+++ Given information

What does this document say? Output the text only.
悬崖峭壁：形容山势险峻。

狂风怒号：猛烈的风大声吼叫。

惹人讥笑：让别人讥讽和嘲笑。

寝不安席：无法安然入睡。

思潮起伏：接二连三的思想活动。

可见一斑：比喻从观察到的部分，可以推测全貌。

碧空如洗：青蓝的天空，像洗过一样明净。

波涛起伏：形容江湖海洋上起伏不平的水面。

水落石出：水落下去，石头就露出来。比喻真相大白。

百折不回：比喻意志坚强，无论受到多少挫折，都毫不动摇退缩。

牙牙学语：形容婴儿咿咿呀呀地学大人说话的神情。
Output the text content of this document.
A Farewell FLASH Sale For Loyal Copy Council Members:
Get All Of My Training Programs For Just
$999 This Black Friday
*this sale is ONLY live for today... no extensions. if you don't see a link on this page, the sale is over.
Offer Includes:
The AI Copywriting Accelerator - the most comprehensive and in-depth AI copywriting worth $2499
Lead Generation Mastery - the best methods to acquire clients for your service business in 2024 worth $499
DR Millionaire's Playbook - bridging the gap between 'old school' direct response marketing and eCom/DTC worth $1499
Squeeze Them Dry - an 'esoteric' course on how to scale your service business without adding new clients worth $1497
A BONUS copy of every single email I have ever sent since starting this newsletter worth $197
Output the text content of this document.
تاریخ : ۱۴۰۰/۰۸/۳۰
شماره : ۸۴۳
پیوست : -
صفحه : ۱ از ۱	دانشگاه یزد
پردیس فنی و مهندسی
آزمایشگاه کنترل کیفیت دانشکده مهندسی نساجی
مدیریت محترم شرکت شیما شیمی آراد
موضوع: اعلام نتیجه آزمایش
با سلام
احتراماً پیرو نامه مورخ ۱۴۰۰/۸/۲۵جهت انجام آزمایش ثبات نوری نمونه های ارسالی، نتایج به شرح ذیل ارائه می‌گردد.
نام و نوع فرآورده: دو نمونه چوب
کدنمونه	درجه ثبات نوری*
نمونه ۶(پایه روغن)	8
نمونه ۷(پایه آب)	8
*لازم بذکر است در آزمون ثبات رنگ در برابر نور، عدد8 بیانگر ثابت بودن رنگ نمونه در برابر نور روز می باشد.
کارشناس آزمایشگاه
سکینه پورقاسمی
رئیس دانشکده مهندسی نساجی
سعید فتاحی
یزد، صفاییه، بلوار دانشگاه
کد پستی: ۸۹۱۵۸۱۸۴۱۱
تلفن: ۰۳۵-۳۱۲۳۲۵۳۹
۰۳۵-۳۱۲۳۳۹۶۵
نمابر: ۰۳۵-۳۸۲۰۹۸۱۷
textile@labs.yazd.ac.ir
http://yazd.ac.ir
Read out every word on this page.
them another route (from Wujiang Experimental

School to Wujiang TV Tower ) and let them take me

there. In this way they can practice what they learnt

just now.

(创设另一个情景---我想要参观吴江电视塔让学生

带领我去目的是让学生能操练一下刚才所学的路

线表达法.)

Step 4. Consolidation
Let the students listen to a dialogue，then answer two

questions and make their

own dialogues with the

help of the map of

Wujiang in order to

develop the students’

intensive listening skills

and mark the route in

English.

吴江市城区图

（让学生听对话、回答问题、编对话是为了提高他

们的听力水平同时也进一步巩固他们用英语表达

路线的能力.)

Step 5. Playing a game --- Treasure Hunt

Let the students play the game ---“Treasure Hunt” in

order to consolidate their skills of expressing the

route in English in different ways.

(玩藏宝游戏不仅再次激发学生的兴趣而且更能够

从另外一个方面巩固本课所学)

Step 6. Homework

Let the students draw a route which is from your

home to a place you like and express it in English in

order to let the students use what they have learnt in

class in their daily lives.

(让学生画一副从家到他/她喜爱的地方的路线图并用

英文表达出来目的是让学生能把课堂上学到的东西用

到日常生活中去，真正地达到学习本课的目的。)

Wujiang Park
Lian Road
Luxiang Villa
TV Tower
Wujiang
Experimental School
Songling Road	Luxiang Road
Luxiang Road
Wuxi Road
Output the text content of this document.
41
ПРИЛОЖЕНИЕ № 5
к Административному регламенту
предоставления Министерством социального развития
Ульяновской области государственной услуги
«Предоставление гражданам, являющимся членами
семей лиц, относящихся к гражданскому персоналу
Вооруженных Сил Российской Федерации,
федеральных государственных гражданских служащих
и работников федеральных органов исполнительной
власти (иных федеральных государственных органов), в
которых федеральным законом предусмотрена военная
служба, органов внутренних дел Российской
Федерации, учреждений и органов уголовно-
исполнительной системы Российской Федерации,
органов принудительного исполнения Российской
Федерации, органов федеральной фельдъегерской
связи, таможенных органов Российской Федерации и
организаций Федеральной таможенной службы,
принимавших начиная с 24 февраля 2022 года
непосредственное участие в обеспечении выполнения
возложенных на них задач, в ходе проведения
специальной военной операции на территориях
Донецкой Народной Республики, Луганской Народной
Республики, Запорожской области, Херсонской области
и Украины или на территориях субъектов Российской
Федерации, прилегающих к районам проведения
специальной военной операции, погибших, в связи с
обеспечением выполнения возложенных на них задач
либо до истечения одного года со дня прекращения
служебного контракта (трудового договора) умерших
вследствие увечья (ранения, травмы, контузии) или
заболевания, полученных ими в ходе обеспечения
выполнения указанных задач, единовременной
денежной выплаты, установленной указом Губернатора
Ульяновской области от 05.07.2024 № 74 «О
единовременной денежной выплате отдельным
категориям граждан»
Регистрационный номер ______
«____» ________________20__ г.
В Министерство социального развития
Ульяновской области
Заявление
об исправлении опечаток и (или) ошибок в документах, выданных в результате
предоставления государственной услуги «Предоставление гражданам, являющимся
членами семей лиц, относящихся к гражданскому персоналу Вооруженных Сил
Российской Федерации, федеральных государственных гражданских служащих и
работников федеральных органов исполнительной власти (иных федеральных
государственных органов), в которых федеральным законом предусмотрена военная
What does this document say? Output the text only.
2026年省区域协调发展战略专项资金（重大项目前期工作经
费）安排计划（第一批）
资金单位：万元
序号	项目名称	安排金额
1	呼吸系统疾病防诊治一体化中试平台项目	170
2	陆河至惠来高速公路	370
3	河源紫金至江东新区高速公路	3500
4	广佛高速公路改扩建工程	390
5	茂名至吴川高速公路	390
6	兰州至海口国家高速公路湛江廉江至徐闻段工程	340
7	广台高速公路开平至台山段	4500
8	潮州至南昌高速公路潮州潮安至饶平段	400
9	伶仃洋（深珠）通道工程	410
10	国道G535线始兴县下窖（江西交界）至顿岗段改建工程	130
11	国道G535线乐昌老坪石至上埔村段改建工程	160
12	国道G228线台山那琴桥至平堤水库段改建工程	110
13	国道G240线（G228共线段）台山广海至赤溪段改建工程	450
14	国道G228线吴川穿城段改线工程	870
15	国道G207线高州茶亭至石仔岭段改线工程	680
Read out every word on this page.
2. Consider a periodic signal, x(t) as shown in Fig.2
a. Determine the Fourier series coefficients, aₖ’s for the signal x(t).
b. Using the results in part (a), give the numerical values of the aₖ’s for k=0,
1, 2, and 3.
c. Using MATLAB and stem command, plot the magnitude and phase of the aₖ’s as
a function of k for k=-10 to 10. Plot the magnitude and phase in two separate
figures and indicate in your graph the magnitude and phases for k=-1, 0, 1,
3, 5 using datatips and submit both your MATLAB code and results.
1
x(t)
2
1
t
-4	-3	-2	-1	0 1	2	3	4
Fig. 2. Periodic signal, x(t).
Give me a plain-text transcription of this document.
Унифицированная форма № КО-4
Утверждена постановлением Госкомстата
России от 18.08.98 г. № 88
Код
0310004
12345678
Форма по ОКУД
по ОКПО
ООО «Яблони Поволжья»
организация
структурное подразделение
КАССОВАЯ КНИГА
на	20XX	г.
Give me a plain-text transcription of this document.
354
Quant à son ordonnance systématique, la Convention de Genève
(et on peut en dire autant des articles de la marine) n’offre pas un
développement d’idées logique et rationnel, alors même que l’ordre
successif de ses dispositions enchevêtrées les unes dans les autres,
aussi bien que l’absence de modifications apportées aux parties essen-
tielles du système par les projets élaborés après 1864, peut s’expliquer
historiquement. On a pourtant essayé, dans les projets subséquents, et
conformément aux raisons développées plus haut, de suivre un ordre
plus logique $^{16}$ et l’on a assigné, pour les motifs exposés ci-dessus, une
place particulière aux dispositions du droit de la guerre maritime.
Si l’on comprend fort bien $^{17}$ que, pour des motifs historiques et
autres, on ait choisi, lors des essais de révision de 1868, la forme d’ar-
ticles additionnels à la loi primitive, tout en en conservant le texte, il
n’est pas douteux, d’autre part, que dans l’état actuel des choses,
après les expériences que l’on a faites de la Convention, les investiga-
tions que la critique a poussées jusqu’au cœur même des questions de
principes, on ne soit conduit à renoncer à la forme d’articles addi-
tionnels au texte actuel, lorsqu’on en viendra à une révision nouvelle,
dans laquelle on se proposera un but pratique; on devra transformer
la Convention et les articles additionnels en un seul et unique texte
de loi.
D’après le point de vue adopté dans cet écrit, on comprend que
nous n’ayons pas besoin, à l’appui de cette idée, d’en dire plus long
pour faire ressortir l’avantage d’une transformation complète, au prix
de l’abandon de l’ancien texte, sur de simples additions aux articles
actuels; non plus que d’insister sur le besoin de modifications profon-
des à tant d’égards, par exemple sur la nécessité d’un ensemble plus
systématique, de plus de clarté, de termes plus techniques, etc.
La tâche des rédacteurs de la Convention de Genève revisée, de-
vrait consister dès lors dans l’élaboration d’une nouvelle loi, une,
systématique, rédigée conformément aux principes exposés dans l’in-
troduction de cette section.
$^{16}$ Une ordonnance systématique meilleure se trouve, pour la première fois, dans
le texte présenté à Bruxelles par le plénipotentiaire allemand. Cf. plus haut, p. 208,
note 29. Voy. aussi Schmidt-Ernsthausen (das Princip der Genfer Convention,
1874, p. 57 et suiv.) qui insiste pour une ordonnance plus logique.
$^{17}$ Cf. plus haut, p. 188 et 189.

++++++

Look through the records above and report how many lines hold the word "their", giving only the number.

3